┌──

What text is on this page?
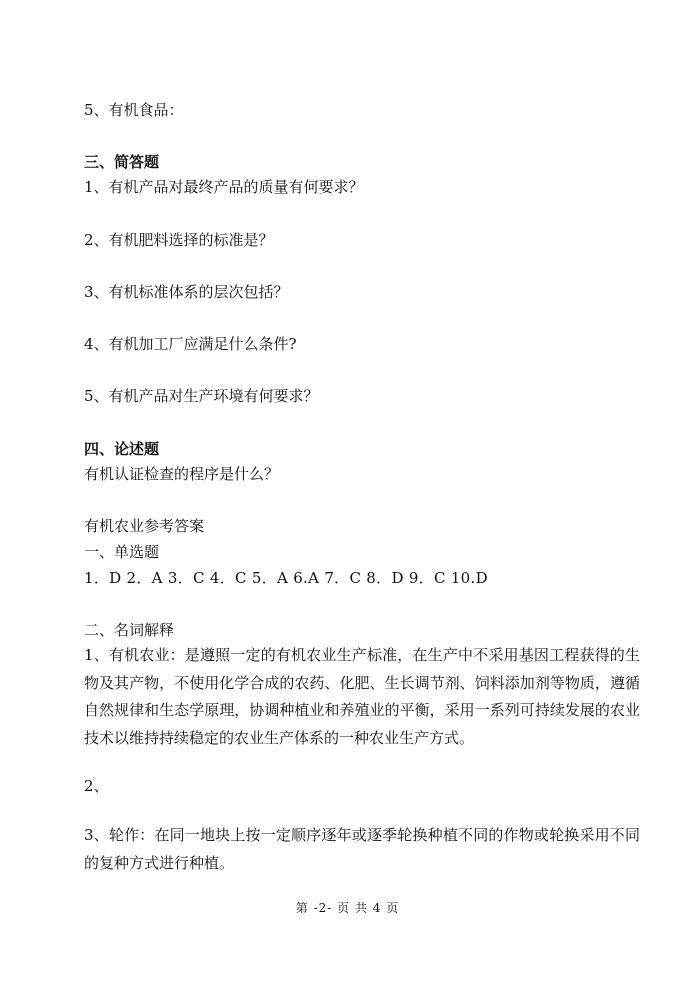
5、有机食品：
三、简答题
1、有机产品对最终产品的质量有何要求？
2、有机肥料选择的标准是？
3、有机标准体系的层次包括？
4、有机加工厂应满足什么条件?
5、有机产品对生产环境有何要求？
四、论述题
有机认证检查的程序是什么？
有机农业参考答案
一、单选题
1．D 2．A 3．C 4．C 5．A 6.A 7．C 8．D 9．C 10.D
二、名词解释
1、有机农业：是遵照一定的有机农业生产标准，在生产中不采用基因工程获得的生物及其产物，不使用化学合成的农药、化肥、生长调节剂、饲料添加剂等物质，遵循自然规律和生态学原理，协调种植业和养殖业的平衡，采用一系列可持续发展的农业技术以维持持续稳定的农业生产体系的一种农业生产方式。
2、
3、轮作：在同一地块上按一定顺序逐年或逐季轮换种植不同的作物或轮换采用不同的复种方式进行种植。
第 -2- 页 共 4 页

└──

**What you are asked to do**
Go back to the records above and write them out exactly, without the pictures.

**Solution to this task**
What text is on this page?
5、有机食品：
三、简答题
1、有机产品对最终产品的质量有何要求？
2、有机肥料选择的标准是？
3、有机标准体系的层次包括？
4、有机加工厂应满足什么条件?
5、有机产品对生产环境有何要求？
四、论述题
有机认证检查的程序是什么？
有机农业参考答案
一、单选题
1．D 2．A 3．C 4．C 5．A 6.A 7．C 8．D 9．C 10.D
二、名词解释
1、有机农业：是遵照一定的有机农业生产标准，在生产中不采用基因工程获得的生物及其产物，不使用化学合成的农药、化肥、生长调节剂、饲料添加剂等物质，遵循自然规律和生态学原理，协调种植业和养殖业的平衡，采用一系列可持续发展的农业技术以维持持续稳定的农业生产体系的一种农业生产方式。
2、
3、轮作：在同一地块上按一定顺序逐年或逐季轮换种植不同的作物或轮换采用不同的复种方式进行种植。
第 -2- 页 共 4 页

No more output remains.